─── Data entries ───

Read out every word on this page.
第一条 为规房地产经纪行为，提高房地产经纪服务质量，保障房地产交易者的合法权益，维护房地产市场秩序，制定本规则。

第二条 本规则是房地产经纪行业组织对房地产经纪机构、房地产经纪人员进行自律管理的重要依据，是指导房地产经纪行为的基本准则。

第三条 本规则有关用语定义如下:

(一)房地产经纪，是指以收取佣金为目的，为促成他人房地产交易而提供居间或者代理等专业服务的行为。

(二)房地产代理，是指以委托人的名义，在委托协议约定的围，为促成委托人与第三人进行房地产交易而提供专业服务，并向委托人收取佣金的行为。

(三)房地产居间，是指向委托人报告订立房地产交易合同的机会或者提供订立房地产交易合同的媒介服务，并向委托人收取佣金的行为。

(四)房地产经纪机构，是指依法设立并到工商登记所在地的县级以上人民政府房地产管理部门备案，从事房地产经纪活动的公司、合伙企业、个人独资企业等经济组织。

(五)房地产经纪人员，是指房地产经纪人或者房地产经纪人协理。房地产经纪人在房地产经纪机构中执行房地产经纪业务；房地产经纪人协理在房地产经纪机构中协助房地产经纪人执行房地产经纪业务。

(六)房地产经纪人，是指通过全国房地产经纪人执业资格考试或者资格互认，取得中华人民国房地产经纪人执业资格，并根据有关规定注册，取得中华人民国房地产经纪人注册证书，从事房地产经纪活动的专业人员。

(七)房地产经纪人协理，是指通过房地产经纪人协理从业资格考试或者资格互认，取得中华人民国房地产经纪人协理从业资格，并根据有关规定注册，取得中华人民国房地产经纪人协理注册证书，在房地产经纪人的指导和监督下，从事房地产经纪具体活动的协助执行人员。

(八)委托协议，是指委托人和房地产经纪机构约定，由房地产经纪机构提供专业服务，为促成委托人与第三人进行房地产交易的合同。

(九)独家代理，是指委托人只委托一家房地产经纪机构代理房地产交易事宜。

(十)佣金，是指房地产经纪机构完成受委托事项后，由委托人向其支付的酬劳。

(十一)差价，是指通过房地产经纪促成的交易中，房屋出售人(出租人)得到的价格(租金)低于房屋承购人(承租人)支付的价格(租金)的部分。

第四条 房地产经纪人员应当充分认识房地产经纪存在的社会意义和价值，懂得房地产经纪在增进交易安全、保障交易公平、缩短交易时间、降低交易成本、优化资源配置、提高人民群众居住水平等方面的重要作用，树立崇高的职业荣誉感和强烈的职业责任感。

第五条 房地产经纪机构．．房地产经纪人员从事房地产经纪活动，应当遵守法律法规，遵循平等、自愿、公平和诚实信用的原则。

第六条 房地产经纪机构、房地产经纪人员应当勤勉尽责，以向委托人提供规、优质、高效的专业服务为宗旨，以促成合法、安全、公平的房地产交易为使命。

───
─── Data entries ───

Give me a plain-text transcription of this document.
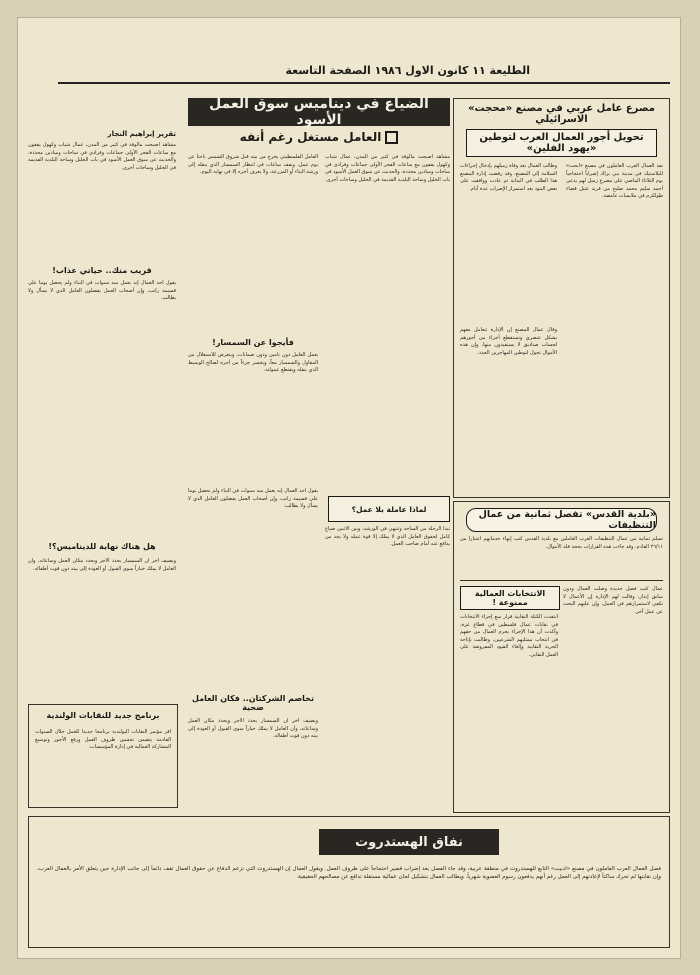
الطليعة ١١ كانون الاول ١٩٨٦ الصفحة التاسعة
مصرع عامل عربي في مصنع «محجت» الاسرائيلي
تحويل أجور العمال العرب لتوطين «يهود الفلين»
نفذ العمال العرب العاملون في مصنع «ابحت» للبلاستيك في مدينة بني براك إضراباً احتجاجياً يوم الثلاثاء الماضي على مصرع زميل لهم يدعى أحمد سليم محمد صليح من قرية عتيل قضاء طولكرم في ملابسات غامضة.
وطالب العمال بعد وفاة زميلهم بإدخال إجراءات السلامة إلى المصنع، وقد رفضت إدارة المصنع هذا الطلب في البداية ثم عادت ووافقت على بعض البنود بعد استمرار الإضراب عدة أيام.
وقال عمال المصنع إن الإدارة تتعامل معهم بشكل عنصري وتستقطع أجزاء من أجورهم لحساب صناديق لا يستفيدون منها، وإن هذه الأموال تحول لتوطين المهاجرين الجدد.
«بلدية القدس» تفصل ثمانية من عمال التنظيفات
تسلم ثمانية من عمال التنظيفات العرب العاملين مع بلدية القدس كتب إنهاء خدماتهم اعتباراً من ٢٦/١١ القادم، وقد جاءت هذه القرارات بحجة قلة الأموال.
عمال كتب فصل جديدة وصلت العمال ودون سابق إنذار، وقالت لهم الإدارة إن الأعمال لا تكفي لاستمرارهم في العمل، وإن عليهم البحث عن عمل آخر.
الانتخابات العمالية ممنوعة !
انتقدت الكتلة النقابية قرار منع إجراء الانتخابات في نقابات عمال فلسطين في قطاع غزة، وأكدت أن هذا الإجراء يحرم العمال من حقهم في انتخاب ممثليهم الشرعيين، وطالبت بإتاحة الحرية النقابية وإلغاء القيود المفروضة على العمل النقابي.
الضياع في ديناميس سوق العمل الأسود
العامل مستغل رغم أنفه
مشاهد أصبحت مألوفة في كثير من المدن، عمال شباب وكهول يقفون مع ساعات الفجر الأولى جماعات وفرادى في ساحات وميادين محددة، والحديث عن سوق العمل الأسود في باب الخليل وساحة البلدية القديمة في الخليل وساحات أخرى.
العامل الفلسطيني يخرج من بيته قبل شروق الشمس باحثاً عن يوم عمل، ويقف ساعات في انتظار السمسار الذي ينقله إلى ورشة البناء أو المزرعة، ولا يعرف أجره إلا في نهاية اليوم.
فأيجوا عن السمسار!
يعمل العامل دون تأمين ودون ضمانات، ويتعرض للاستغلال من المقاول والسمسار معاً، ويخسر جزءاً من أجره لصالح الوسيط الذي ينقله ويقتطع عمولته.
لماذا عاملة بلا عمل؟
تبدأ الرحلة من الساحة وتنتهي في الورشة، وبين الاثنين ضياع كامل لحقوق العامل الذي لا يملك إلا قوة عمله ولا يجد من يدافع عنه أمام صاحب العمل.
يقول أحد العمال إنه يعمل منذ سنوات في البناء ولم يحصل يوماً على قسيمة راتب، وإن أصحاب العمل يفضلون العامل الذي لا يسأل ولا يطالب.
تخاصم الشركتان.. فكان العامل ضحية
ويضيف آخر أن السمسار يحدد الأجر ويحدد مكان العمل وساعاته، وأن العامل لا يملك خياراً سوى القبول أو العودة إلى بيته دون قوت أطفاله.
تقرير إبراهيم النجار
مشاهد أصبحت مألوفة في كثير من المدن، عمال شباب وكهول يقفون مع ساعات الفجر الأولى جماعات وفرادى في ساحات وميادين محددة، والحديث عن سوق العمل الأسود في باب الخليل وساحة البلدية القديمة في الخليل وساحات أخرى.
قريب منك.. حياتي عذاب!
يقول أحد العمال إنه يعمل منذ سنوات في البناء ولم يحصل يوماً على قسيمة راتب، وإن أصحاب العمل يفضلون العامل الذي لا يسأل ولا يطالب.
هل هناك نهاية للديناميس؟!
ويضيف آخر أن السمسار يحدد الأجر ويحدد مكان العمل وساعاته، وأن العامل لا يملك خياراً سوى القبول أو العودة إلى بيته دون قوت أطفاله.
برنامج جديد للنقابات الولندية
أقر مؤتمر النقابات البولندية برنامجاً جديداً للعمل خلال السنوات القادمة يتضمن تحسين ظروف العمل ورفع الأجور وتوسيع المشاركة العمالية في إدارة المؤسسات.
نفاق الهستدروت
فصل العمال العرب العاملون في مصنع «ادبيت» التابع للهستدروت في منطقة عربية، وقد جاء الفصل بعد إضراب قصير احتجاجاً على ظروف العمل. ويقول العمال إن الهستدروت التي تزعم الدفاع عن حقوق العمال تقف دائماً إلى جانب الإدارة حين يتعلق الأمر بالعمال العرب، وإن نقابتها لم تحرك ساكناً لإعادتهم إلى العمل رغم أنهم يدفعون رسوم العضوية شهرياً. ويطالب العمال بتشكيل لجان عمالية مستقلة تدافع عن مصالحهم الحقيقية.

───

State how many lines in the records above contain the word "نهاية", giving only the number.

2